Data listing

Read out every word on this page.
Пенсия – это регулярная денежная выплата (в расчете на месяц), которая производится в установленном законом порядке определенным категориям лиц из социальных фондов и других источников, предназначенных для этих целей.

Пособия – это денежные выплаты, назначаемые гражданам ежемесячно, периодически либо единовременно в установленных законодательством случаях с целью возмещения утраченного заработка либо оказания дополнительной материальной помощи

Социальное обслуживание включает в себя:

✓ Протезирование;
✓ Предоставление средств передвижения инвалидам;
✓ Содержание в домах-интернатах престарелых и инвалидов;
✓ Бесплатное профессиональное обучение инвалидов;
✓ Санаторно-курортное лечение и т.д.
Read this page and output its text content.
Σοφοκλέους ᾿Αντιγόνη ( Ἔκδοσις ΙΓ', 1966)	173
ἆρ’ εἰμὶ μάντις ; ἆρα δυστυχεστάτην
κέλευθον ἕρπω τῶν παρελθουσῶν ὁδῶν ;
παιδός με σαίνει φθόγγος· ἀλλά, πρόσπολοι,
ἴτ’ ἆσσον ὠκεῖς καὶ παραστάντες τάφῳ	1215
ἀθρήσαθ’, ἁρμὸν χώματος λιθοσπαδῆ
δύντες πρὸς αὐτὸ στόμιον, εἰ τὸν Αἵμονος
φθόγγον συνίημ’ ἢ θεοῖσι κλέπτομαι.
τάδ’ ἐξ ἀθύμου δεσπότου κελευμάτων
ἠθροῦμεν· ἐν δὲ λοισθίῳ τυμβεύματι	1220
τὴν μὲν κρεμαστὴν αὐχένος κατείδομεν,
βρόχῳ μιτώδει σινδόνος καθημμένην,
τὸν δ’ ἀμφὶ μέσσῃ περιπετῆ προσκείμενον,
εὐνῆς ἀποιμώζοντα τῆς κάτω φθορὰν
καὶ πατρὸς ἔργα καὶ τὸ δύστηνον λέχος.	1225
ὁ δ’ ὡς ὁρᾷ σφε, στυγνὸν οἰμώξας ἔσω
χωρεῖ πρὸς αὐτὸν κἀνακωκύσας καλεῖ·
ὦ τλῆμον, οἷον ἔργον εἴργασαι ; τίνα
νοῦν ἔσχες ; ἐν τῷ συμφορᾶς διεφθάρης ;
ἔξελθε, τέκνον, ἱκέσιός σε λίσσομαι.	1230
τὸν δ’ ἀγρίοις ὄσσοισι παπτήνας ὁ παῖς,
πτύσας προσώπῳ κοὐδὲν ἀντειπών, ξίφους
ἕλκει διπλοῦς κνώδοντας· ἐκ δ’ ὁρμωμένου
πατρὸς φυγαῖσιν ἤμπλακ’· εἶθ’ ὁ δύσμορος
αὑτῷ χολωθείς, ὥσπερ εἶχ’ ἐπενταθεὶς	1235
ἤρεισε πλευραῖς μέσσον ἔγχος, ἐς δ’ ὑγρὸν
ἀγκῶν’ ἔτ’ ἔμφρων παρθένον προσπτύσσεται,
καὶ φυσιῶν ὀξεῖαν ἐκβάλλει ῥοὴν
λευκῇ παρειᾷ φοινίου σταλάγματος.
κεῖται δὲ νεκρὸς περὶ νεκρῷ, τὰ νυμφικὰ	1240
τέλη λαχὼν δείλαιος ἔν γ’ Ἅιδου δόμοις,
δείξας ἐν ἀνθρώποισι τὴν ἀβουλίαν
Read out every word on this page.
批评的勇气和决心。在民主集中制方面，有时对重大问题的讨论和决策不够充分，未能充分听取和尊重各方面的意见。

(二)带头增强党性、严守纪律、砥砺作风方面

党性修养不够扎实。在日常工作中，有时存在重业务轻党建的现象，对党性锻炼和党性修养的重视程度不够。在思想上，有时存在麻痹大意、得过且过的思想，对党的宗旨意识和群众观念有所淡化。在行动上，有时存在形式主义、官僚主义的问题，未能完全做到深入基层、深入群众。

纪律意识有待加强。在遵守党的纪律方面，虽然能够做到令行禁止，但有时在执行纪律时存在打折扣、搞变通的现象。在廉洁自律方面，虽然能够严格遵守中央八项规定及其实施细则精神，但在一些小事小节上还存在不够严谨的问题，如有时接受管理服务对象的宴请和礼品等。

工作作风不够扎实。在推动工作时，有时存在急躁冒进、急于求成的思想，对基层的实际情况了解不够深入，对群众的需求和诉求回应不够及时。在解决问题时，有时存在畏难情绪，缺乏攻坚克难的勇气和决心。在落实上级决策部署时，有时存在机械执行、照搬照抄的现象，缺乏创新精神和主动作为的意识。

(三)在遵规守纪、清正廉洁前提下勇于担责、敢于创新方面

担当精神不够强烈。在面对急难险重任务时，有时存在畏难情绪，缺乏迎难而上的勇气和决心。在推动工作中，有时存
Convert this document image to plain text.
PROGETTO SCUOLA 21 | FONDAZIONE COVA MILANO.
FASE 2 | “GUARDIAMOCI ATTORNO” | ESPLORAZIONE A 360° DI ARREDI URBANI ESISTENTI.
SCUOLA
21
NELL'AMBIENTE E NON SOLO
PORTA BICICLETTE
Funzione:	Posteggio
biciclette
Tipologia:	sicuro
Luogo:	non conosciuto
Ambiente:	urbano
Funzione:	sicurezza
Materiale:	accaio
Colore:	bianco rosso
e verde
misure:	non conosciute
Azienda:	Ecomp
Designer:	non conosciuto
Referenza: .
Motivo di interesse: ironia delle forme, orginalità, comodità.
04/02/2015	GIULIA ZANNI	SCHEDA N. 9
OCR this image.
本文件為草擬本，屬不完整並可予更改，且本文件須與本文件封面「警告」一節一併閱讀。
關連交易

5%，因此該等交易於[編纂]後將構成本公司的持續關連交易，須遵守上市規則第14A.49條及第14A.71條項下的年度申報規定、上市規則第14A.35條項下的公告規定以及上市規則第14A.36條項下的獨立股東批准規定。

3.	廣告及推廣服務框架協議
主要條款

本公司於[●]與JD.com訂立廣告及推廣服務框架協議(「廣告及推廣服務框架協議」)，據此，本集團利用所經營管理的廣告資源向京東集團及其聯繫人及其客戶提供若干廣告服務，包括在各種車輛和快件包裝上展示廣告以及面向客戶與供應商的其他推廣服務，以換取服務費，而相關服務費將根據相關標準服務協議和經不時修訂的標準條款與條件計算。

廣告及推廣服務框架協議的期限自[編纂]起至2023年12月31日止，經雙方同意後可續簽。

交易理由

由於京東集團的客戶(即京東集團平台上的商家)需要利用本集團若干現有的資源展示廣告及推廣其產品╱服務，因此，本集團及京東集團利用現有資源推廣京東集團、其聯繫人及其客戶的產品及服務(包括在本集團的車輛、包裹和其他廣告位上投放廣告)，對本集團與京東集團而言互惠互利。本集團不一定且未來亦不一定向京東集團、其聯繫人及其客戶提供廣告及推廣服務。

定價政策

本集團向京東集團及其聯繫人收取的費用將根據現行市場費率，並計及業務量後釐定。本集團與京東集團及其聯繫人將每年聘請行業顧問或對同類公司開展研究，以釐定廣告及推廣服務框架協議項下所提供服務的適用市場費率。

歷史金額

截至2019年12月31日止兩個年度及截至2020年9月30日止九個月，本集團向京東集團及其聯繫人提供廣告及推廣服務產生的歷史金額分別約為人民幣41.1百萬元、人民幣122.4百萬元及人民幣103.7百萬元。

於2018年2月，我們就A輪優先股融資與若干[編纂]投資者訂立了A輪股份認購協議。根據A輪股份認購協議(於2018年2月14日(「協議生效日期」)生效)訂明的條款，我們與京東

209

## [Exercise description]
Extract all lines from the material above that include the word "πατρὸς".

## [Solved exercise]
καὶ πατρὸς ἔργα καὶ τὸ δύστηνον λέχος.	1225
πατρὸς φυγαῖσιν ἤμπλακ’· εἶθ’ ὁ δύσμορος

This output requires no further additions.